──────── Data supplied ────────
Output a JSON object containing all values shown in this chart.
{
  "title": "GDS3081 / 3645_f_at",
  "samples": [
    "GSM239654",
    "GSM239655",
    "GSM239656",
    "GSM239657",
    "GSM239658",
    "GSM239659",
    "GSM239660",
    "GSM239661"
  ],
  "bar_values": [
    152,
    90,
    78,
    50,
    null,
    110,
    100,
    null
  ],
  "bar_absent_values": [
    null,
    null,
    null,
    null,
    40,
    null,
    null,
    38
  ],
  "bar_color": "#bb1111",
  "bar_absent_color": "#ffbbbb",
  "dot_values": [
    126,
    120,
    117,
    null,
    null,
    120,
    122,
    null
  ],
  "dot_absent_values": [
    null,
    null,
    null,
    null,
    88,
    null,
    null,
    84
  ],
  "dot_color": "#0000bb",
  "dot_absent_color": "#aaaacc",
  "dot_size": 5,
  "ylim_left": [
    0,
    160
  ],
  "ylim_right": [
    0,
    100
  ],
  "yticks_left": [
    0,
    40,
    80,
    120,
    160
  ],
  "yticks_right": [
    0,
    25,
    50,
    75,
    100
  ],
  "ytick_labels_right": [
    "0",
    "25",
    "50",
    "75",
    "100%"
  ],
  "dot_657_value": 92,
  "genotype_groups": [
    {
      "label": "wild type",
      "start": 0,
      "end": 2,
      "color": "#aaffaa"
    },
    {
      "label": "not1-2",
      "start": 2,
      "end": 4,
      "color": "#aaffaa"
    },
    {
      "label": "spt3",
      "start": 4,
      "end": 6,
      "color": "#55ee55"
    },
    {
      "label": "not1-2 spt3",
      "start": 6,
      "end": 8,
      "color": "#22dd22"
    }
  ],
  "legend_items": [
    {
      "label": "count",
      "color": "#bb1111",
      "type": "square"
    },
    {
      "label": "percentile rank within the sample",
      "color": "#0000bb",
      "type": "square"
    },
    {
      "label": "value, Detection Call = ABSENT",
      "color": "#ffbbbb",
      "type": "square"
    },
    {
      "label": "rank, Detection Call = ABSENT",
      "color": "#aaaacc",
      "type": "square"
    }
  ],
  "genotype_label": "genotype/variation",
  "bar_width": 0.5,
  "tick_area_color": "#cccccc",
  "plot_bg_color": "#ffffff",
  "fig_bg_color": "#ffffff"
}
────────
* Given exercise:
Print out every entry, keeping each one exact.

* Answer to this problem:
Output a JSON object containing all values shown in this chart.
{
  "title": "GDS3081 / 3645_f_at",
  "samples": [
    "GSM239654",
    "GSM239655",
    "GSM239656",
    "GSM239657",
    "GSM239658",
    "GSM239659",
    "GSM239660",
    "GSM239661"
  ],
  "bar_values": [
    152,
    90,
    78,
    50,
    null,
    110,
    100,
    null
  ],
  "bar_absent_values": [
    null,
    null,
    null,
    null,
    40,
    null,
    null,
    38
  ],
  "bar_color": "#bb1111",
  "bar_absent_color": "#ffbbbb",
  "dot_values": [
    126,
    120,
    117,
    null,
    null,
    120,
    122,
    null
  ],
  "dot_absent_values": [
    null,
    null,
    null,
    null,
    88,
    null,
    null,
    84
  ],
  "dot_color": "#0000bb",
  "dot_absent_color": "#aaaacc",
  "dot_size": 5,
  "ylim_left": [
    0,
    160
  ],
  "ylim_right": [
    0,
    100
  ],
  "yticks_left": [
    0,
    40,
    80,
    120,
    160
  ],
  "yticks_right": [
    0,
    25,
    50,
    75,
    100
  ],
  "ytick_labels_right": [
    "0",
    "25",
    "50",
    "75",
    "100%"
  ],
  "dot_657_value": 92,
  "genotype_groups": [
    {
      "label": "wild type",
      "start": 0,
      "end": 2,
      "color": "#aaffaa"
    },
    {
      "label": "not1-2",
      "start": 2,
      "end": 4,
      "color": "#aaffaa"
    },
    {
      "label": "spt3",
      "start": 4,
      "end": 6,
      "color": "#55ee55"
    },
    {
      "label": "not1-2 spt3",
      "start": 6,
      "end": 8,
      "color": "#22dd22"
    }
  ],
  "legend_items": [
    {
      "label": "count",
      "color": "#bb1111",
      "type": "square"
    },
    {
      "label": "percentile rank within the sample",
      "color": "#0000bb",
      "type": "square"
    },
    {
      "label": "value, Detection Call = ABSENT",
      "color": "#ffbbbb",
      "type": "square"
    },
    {
      "label": "rank, Detection Call = ABSENT",
      "color": "#aaaacc",
      "type": "square"
    }
  ],
  "genotype_label": "genotype/variation",
  "bar_width": 0.5,
  "tick_area_color": "#cccccc",
  "plot_bg_color": "#ffffff",
  "fig_bg_color": "#ffffff"
}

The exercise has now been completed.